> _WORK REQUIRED_:
In the data below, could you quote word for word every line from the one containing "519, 923, 732]" down to the one containing "519, 626, 732]", including both of those lines?

> _EXTRACTED ENTRIES_:
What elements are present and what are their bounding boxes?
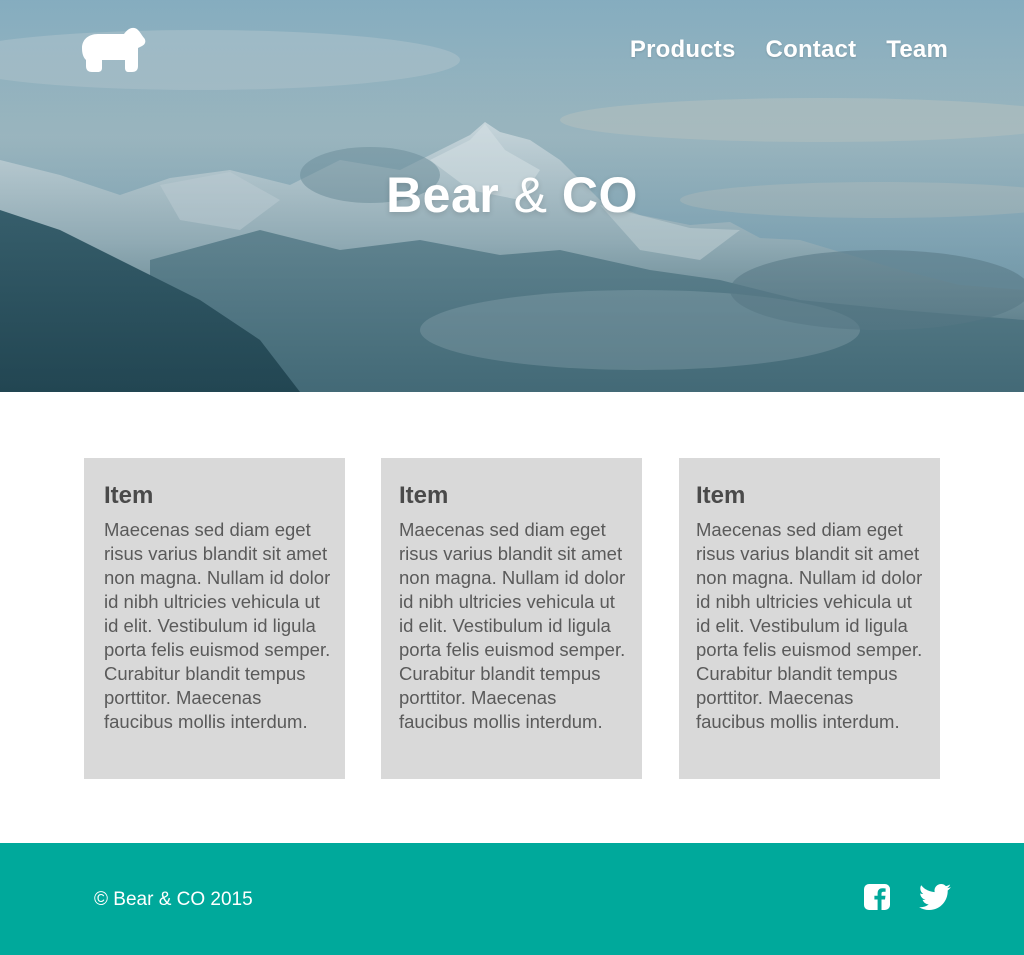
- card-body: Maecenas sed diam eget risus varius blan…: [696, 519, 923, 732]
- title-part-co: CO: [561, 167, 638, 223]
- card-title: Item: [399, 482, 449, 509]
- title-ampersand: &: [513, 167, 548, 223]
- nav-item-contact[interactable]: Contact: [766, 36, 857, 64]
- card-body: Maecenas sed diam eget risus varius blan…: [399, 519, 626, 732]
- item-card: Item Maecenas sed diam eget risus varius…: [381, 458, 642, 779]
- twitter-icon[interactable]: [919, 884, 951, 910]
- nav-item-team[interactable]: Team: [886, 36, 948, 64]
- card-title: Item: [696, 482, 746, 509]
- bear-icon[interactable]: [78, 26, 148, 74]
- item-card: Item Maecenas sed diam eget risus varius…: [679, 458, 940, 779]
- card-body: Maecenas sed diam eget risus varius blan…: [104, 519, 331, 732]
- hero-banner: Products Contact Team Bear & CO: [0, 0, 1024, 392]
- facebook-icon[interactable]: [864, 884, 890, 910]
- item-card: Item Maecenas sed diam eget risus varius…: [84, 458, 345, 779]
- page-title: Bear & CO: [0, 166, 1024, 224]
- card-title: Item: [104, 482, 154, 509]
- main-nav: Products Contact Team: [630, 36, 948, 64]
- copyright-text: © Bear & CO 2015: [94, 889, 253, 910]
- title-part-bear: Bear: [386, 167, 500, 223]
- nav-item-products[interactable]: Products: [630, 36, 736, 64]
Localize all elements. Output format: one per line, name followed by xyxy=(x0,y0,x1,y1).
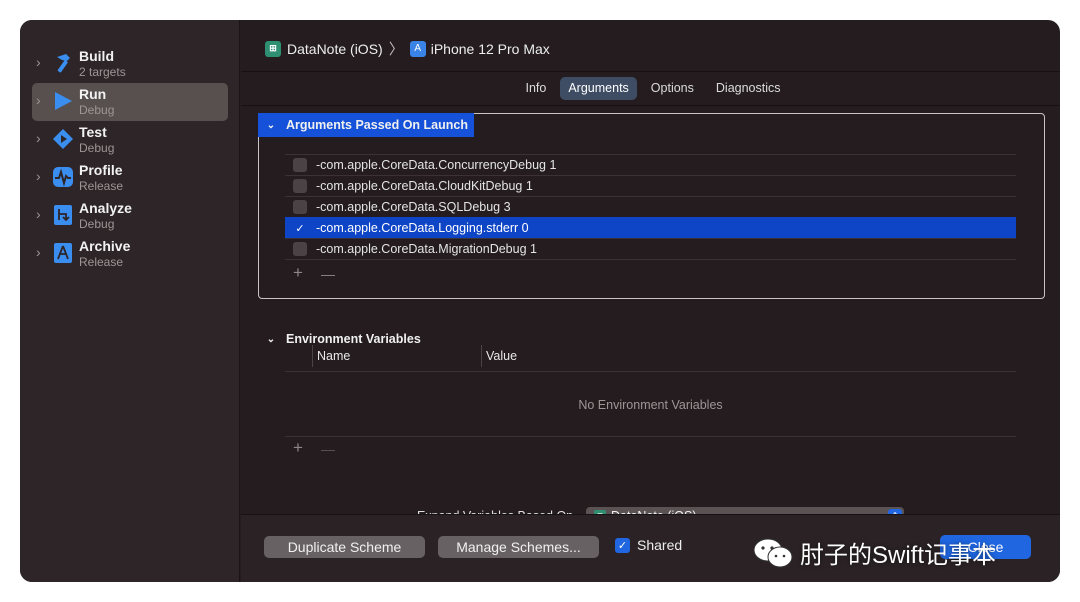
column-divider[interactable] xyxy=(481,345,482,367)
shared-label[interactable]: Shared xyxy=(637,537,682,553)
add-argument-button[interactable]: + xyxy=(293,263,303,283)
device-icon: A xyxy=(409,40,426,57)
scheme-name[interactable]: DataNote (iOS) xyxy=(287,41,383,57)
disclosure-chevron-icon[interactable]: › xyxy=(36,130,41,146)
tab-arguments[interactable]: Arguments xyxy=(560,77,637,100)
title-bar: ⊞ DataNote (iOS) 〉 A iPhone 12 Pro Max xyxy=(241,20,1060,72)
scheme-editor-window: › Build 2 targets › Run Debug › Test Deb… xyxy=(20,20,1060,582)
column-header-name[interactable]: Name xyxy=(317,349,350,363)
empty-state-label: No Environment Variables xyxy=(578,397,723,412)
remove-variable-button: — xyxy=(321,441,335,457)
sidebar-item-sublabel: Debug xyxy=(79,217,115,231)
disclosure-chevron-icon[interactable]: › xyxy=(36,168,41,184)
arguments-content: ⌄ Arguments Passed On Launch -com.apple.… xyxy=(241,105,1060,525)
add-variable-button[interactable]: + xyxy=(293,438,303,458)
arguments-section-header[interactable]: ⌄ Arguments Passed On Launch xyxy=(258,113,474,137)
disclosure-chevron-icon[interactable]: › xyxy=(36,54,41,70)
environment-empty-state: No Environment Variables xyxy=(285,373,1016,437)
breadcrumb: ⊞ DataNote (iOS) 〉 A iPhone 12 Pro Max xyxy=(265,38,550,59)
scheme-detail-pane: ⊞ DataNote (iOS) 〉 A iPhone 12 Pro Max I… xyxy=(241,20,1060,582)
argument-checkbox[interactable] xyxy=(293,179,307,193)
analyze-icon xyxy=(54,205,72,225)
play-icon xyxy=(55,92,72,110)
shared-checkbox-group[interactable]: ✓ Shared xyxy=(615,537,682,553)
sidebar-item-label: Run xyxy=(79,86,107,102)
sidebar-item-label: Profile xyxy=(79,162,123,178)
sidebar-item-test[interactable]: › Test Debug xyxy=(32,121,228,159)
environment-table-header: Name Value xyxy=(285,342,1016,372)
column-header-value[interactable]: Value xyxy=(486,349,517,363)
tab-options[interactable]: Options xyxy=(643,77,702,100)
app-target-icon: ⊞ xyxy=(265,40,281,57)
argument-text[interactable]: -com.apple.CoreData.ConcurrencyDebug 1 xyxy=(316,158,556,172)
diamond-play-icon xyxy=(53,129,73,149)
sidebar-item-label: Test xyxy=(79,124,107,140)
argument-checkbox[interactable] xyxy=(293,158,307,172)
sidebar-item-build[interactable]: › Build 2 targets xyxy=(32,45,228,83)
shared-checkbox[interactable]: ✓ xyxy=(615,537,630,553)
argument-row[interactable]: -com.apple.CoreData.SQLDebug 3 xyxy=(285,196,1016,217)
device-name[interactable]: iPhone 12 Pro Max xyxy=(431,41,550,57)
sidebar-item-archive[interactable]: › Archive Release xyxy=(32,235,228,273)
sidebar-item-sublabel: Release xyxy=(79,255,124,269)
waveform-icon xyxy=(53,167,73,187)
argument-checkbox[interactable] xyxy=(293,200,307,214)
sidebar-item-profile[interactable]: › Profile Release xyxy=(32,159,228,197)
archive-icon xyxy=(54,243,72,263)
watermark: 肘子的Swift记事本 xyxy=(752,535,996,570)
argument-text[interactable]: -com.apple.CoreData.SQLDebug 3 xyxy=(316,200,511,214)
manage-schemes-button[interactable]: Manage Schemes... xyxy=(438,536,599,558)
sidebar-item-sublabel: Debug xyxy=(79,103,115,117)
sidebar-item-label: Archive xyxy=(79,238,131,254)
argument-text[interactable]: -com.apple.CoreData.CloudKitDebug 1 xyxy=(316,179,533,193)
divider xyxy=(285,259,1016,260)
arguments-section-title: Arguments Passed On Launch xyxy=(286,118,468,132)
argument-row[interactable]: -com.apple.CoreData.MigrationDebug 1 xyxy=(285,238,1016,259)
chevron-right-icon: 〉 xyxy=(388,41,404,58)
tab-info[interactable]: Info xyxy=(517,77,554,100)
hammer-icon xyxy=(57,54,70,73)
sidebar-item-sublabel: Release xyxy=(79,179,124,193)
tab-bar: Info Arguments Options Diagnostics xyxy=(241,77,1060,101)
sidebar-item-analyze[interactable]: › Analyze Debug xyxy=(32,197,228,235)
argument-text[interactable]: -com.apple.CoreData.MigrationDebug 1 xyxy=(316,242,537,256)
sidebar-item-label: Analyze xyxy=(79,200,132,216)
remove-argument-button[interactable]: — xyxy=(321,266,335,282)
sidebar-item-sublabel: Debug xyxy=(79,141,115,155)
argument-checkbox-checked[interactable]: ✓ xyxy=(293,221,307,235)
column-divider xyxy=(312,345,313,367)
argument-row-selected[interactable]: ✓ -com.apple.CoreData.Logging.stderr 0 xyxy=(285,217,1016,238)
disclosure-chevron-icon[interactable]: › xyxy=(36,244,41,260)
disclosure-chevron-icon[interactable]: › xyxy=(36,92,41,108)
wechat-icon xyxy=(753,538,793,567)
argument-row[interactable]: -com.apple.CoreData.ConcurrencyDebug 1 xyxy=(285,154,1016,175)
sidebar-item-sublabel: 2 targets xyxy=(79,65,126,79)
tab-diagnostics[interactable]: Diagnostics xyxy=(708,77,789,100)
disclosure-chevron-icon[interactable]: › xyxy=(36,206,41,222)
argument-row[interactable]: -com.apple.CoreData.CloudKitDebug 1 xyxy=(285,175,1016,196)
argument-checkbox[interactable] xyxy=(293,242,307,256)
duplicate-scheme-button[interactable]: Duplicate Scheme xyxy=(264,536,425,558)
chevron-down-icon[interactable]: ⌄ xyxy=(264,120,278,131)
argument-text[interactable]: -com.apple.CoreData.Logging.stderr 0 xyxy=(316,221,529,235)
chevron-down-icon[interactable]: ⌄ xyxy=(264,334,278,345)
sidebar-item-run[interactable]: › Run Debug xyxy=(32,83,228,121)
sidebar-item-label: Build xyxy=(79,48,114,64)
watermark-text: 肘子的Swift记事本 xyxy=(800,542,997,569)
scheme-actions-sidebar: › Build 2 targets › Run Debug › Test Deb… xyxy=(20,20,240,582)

> _WRITTEN RESPONSE_:
- card-body: Maecenas sed diam eget risus varius blan…: [696, 519, 923, 732]
- title-part-co: CO: [561, 167, 638, 223]
- card-title: Item: [399, 482, 449, 509]
- title-ampersand: &: [513, 167, 548, 223]
- nav-item-contact[interactable]: Contact: [766, 36, 857, 64]
- card-body: Maecenas sed diam eget risus varius blan…: [399, 519, 626, 732]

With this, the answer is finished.